=== Rows ===

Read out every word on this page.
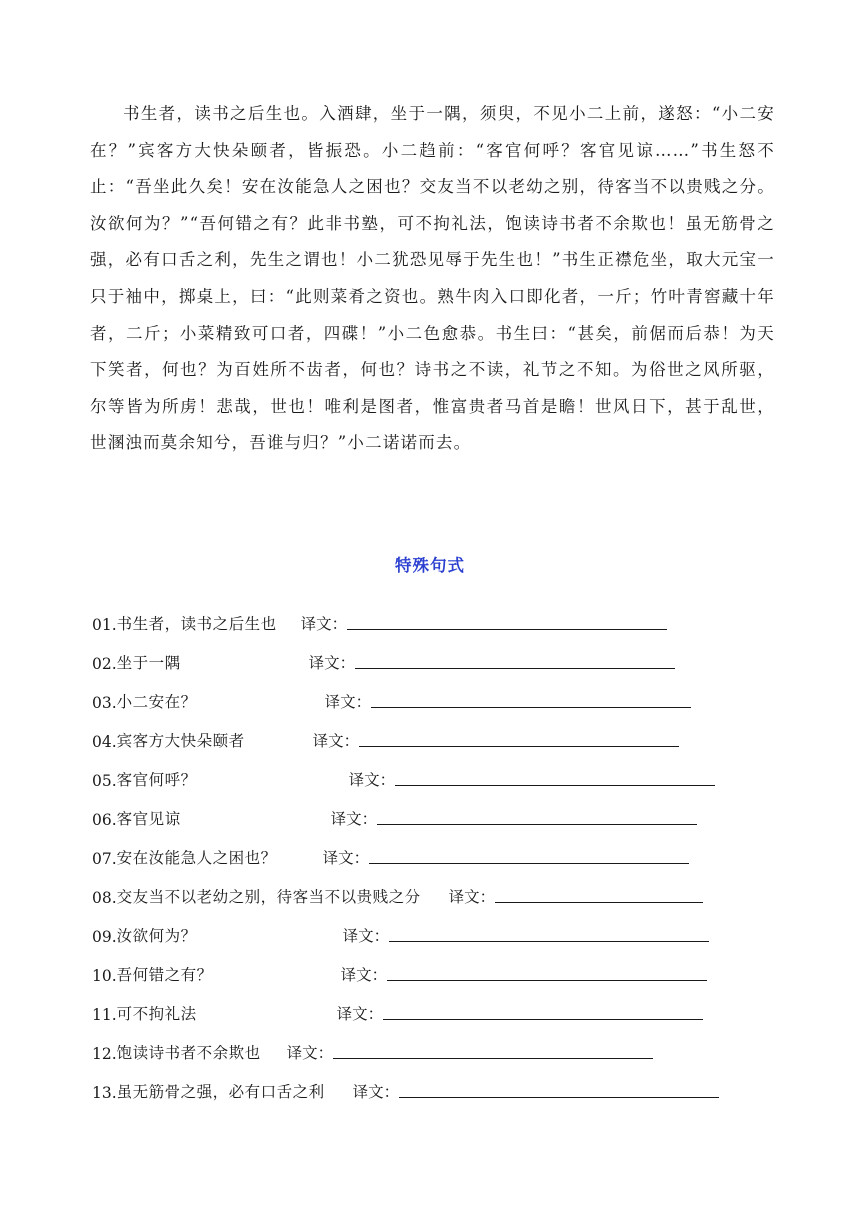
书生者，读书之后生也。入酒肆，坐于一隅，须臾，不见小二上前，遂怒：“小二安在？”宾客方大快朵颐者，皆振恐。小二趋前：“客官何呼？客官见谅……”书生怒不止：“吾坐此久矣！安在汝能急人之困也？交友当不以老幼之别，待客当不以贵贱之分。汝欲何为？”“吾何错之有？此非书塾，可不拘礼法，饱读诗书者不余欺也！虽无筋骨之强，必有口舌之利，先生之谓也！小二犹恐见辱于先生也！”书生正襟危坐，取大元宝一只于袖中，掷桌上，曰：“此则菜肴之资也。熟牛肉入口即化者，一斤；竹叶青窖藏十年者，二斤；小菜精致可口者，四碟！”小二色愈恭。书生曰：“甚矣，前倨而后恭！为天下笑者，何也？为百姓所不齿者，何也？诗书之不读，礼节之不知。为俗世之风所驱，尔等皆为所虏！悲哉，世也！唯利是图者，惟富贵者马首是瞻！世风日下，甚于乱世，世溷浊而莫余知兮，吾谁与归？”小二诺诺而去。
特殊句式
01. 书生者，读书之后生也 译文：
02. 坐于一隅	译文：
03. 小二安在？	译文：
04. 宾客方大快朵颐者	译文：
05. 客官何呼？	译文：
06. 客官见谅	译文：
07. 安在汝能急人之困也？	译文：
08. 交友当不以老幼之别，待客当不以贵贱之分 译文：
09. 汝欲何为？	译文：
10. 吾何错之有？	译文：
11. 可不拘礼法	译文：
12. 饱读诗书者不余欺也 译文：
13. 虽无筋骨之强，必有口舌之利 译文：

===
=== Rows ===

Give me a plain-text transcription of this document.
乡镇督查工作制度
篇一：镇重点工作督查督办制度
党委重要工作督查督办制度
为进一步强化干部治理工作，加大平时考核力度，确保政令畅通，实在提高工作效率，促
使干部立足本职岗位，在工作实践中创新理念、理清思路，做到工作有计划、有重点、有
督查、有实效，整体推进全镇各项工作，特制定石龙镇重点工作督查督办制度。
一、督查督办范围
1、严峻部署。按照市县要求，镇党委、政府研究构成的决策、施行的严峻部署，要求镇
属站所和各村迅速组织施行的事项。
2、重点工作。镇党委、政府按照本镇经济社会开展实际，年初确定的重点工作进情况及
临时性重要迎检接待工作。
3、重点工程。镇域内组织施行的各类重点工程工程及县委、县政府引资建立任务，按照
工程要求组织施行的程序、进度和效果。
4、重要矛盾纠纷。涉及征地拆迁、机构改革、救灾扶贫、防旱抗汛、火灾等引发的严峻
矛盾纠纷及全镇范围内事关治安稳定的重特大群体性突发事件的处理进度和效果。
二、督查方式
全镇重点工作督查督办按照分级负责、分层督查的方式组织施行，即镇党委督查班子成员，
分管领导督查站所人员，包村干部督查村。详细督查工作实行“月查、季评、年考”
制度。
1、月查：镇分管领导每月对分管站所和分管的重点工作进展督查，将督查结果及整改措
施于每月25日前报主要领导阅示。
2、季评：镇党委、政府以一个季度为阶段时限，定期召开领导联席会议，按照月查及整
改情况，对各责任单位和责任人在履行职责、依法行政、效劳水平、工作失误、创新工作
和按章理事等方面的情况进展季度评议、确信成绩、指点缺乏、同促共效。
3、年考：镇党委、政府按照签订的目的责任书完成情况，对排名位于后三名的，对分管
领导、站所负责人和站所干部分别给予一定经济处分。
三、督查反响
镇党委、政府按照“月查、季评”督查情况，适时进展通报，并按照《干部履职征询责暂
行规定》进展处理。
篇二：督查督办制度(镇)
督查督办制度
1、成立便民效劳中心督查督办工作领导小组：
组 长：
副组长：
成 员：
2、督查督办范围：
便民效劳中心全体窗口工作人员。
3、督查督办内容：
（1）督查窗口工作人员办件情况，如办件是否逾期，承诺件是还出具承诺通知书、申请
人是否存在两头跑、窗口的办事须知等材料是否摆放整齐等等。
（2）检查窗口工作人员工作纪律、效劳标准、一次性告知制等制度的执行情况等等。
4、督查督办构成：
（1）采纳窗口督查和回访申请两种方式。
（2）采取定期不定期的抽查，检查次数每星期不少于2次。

===

Using the material above, copy every line in which the string "吾何错之有" occurs.

书生者，读书之后生也。入酒肆，坐于一隅，须臾，不见小二上前，遂怒：“小二安在？”宾客方大快朵颐者，皆振恐。小二趋前：“客官何呼？客官见谅……”书生怒不止：“吾坐此久矣！安在汝能急人之困也？交友当不以老幼之别，待客当不以贵贱之分。汝欲何为？”“吾何错之有？此非书塾，可不拘礼法，饱读诗书者不余欺也！虽无筋骨之强，必有口舌之利，先生之谓也！小二犹恐见辱于先生也！”书生正襟危坐，取大元宝一只于袖中，掷桌上，曰：“此则菜肴之资也。熟牛肉入口即化者，一斤；竹叶青窖藏十年者，二斤；小菜精致可口者，四碟！”小二色愈恭。书生曰：“甚矣，前倨而后恭！为天下笑者，何也？为百姓所不齿者，何也？诗书之不读，礼节之不知。为俗世之风所驱，尔等皆为所虏！悲哉，世也！唯利是图者，惟富贵者马首是瞻！世风日下，甚于乱世，世溷浊而莫余知兮，吾谁与归？”小二诺诺而去。
10. 吾何错之有？	译文：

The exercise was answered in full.